### Text provided

Stephen Amell in ARROW - Season 1 - "Lone Gunman" | ©2012 The CW/Jack Rowand

Stephen Amell in ARROW - Season 1 - "Lone Gunman" | ©2012 The CW/Jack Rowand

Stars:  Stephen Amell, Katie Cassidy, Paul Blackthorne, Colin Donnell, Susanna Thompson, Colin Salmon, Willa Holland
Writers
: Andrew Kreisberg & Marc Guggenheim from a story by Greg Berlanti and Andrew Kreisberg
Director
: Guy Bee
Network:
The CW, airs Wednesday Nights
Original Telecast
: October 24, 2012

“Lone Gunman” is the most satisfying and successful episode of ARROW to date, and yet it’s the episode that also reveals some of the show’s biggest limitations. Oliver Queen (Stephen Amell) maintains a secret life as a vigilante superhero who pursues villains from a list of the most corrupt, wealthy residents of Starling City.  Once he’s cornered them, his intention is to use his skills with a bow and arrow to force them into confessing their sins.  While Oliver’s back-story as a left-for-dead castaway on a mysterious island, his secret identity as a billionaire playboy, and his struggle to fit into the high society life he no longer feels connected to are all compelling, Oliver’s quest to bring villains to justice has not been thus far.  “Lone Gunman” hopes to turn that around.

The episode begins with Oliver holding another corrupt businessman at arrow-point, trying to compel a confession from said businessman for selling defective fire safety products that resulted in many deaths.  But before that confession arrives, his prey is shot dead by a mysterious assailant who uses a poison tipped bullet.  Not long after, Oliver determines that this sniper is the much-feared assassin known to Interpol as “Deadshot,” a killer so brazen that he tattoos the names of his victims on his body after each completed mission – a canvass that is filling up fast.  (Although he’s curiously left the perfect space open on his forearm for tonight’s victim.   Seems like that prime piece of real estate would have been covered up sooner).

### Material provided
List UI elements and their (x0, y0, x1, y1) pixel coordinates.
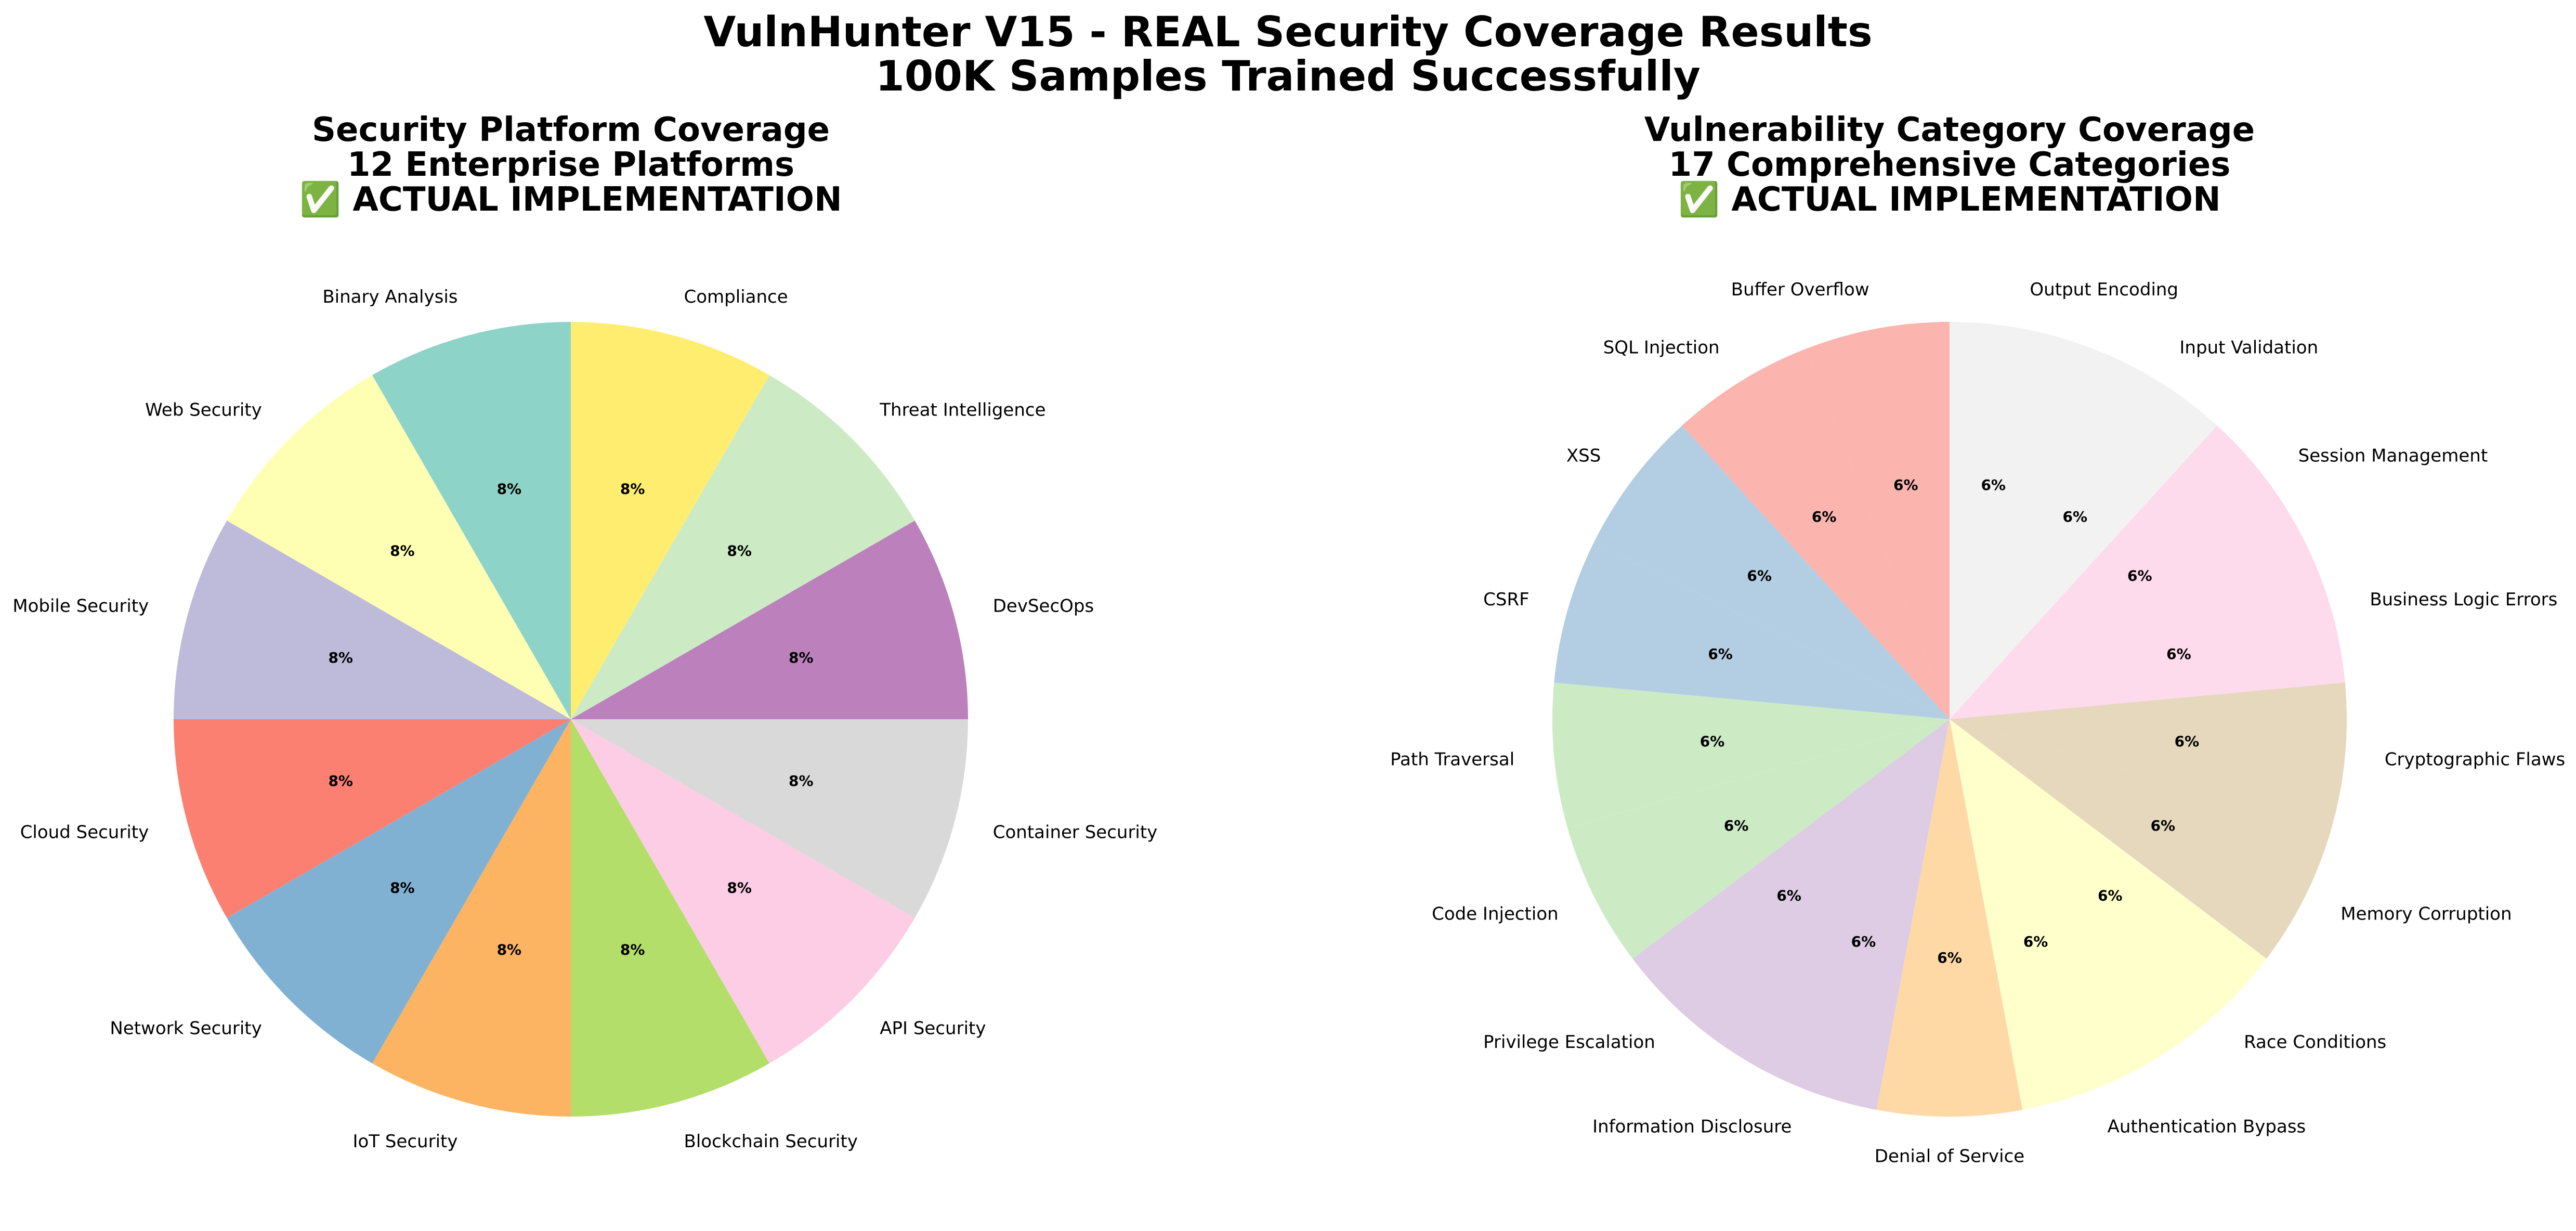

### Challenge
Name every actor listed as a star in the credits of the ARROW episode review.

### The output
Stephen Amell, Katie Cassidy, Paul Blackthorne, Colin Donnell, Susanna Thompson, Colin Salmon, Willa Holland